__Text shown__.
One of the earliest units to train at Columbia AAB was the 17th Bombardment Group, which arrived on 9 February 1942. The squadrons of the 17th Bomb group came to Columbia AAB from Pendleton Field, Oregon to fly antisubmarine patrols off the east coast of the United States. When the group arrived in Columbia its combat crews were offered the opportunity to volunteer for an "extremely hazardous" but unspecified mission which ultimately turned out to be the famous Doolittle Raid on Japan. On 17 February, 24 full combat crews from amongst the group were detached from Eighth Air Force and transferred to Eglin Field, Florida where they received intensive training for three weeks in simulated carrier deck takeoffs, low-level and night flying, low altitude bombing, and over water navigation. Contrary to popular belief, the volunteers who made up the crews of the Doolittle Raid did not train for the Raid itself at Columbia.

__Given data__.
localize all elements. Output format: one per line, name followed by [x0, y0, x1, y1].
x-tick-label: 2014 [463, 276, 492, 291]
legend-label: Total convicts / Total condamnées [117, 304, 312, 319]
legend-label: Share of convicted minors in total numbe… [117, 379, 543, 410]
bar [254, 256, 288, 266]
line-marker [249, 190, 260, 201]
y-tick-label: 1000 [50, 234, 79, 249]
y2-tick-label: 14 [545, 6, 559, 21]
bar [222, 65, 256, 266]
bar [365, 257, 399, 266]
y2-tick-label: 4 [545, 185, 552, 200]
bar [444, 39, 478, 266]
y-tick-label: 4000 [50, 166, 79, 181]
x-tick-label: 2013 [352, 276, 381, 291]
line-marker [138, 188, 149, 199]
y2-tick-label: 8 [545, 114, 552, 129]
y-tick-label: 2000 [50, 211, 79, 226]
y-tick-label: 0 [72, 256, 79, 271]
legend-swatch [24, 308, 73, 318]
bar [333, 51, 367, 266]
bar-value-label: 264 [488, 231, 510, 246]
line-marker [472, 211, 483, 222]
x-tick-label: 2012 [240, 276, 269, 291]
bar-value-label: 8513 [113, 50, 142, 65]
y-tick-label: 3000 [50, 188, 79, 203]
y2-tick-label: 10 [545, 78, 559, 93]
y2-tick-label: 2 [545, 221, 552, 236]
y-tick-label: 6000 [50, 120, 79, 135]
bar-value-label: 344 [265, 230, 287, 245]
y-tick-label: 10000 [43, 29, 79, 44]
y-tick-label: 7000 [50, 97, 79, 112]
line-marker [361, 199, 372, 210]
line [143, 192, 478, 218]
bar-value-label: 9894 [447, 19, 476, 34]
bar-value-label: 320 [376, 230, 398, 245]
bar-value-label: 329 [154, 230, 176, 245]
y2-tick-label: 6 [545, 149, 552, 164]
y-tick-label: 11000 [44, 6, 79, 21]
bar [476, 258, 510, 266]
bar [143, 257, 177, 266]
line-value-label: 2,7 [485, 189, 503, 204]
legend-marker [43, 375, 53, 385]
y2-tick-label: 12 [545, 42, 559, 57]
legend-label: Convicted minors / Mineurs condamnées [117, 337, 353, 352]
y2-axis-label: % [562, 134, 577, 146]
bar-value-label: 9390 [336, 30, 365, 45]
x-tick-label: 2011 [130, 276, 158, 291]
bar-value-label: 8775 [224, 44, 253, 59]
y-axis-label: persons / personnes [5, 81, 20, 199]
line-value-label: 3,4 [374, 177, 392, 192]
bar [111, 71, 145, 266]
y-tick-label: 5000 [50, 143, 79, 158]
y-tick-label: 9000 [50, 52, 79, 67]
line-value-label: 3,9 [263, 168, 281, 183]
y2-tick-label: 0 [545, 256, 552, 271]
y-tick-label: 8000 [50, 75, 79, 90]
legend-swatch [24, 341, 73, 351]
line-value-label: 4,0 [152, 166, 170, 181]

__Aim of the exercise__. Continue the passage about the 17th Bombardment Group's training at Columbia Army Air Base, picking up after its final sentence.

__Expected answer__.
The 21st Bombardment Group became the B-25 Operational training unit at Columbia on 21 April 1942, until the unit was reassigned organizationally to Key Field, Mississippi on 22 May. The 21st was replaced by the 309th Bombardment Group, which exchanged designations with the 21st, being reassigned from Key Field.

The 329th Bomb Group (and its successor designations) was the major operational training unit (OTU) at Columbia AAB during World War II, providing crew and replacement training in B-25s until 1 May 1944 when the 309th was redesignated as the 329th Bombardment Group. It was subsequently redesignated as the 329th Army Air Force Base Replacement Unit on 1 August 1944.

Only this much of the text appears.